>> Start Dataset rows

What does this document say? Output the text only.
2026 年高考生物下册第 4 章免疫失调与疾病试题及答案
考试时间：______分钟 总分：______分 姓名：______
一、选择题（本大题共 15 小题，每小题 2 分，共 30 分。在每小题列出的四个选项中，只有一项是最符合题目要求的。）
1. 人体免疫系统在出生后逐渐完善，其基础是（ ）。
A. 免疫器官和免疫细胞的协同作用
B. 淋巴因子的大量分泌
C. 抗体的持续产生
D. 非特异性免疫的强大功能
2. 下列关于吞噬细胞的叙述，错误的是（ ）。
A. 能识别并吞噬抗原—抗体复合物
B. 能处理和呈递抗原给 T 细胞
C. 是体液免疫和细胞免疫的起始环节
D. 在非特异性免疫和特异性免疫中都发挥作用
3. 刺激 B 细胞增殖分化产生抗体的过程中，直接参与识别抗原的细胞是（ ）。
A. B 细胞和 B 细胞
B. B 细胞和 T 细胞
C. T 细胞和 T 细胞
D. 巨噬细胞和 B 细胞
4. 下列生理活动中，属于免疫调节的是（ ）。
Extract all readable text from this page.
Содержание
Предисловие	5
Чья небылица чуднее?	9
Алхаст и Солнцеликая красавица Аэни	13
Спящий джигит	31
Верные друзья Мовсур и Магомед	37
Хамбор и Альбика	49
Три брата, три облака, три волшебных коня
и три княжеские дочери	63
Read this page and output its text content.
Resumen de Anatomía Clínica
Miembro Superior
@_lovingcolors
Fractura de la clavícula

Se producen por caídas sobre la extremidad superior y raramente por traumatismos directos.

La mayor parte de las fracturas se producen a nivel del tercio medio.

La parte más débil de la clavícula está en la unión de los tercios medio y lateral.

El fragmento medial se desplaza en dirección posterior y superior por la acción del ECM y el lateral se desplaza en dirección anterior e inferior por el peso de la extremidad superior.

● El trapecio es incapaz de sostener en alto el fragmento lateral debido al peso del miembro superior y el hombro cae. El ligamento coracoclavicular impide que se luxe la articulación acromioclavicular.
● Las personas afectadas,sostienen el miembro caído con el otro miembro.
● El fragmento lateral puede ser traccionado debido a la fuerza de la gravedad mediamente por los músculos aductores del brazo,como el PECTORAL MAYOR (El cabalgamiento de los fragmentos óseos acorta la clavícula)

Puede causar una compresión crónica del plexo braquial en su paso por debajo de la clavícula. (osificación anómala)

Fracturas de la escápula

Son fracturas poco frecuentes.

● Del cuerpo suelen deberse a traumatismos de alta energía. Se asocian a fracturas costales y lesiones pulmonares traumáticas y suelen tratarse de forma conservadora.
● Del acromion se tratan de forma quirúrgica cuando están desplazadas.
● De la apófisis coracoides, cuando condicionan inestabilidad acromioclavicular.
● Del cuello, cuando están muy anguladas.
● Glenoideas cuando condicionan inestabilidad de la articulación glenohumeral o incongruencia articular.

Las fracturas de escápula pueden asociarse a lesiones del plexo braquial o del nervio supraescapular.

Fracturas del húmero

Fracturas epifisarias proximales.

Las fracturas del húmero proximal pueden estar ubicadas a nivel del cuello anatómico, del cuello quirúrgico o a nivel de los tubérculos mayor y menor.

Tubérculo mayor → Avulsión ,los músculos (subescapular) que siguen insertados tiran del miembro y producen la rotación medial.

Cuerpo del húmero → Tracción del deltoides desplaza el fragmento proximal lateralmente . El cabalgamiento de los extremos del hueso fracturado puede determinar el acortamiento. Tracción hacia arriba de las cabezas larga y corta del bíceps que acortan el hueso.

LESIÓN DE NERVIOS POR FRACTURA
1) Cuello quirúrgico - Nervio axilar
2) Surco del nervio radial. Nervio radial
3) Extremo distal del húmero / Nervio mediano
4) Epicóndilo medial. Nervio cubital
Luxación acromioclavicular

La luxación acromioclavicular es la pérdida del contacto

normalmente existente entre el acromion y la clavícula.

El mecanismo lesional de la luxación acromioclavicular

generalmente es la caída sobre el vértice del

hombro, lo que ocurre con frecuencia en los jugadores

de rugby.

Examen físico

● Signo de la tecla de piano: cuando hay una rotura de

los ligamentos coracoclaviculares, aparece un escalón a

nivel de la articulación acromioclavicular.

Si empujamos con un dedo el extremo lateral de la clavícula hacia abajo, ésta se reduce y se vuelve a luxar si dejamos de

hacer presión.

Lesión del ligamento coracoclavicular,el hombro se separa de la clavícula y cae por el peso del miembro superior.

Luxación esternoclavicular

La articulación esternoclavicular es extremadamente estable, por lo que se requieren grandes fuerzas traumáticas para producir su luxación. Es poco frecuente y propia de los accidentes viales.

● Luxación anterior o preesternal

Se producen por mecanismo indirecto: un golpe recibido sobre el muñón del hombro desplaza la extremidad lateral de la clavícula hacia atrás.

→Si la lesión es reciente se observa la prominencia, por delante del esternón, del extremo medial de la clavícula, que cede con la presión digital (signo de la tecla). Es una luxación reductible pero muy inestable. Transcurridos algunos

>> End Dataset rows

Exercise prompt :: Select every line of the records holding the string "extremidad".

Final result ::
Se producen por caídas sobre la extremidad superior y raramente por traumatismos directos.
El fragmento medial se desplaza en dirección posterior y superior por la acción del ECM y el lateral se desplaza en dirección anterior e inferior por el peso de la extremidad superior.
Se producen por mecanismo indirecto: un golpe recibido sobre el muñón del hombro desplaza la extremidad lateral de la clavícula hacia atrás.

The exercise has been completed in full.